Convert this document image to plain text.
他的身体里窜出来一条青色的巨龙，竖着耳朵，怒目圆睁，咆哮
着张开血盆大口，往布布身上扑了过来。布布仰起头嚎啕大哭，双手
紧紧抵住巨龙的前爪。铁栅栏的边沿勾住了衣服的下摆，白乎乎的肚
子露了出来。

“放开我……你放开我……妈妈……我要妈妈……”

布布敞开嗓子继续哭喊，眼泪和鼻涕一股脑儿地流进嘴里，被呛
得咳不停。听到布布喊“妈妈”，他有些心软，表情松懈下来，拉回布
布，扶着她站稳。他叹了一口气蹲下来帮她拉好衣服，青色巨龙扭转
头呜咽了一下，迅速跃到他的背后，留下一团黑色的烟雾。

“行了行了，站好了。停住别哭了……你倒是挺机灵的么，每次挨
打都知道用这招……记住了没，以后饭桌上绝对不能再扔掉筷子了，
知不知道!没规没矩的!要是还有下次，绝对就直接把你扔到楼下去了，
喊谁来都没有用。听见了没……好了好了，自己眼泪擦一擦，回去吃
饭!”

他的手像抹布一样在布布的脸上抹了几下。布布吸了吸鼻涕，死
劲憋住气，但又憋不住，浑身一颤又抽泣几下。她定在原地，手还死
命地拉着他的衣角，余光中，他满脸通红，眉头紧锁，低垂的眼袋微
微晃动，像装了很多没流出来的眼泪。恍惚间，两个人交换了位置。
# # # #
| GIVEN REQUEST |
Write out the entries in full, exactly as given.

| TASK RESULT |
Convert this document image to plain text.
他的身体里窜出来一条青色的巨龙，竖着耳朵，怒目圆睁，咆哮
着张开血盆大口，往布布身上扑了过来。布布仰起头嚎啕大哭，双手
紧紧抵住巨龙的前爪。铁栅栏的边沿勾住了衣服的下摆，白乎乎的肚
子露了出来。

“放开我……你放开我……妈妈……我要妈妈……”

布布敞开嗓子继续哭喊，眼泪和鼻涕一股脑儿地流进嘴里，被呛
得咳不停。听到布布喊“妈妈”，他有些心软，表情松懈下来，拉回布
布，扶着她站稳。他叹了一口气蹲下来帮她拉好衣服，青色巨龙扭转
头呜咽了一下，迅速跃到他的背后，留下一团黑色的烟雾。

“行了行了，站好了。停住别哭了……你倒是挺机灵的么，每次挨
打都知道用这招……记住了没，以后饭桌上绝对不能再扔掉筷子了，
知不知道!没规没矩的!要是还有下次，绝对就直接把你扔到楼下去了，
喊谁来都没有用。听见了没……好了好了，自己眼泪擦一擦，回去吃
饭!”

他的手像抹布一样在布布的脸上抹了几下。布布吸了吸鼻涕，死
劲憋住气，但又憋不住，浑身一颤又抽泣几下。她定在原地，手还死
命地拉着他的衣角，余光中，他满脸通红，眉头紧锁，低垂的眼袋微
微晃动，像装了很多没流出来的眼泪。恍惚间，两个人交换了位置。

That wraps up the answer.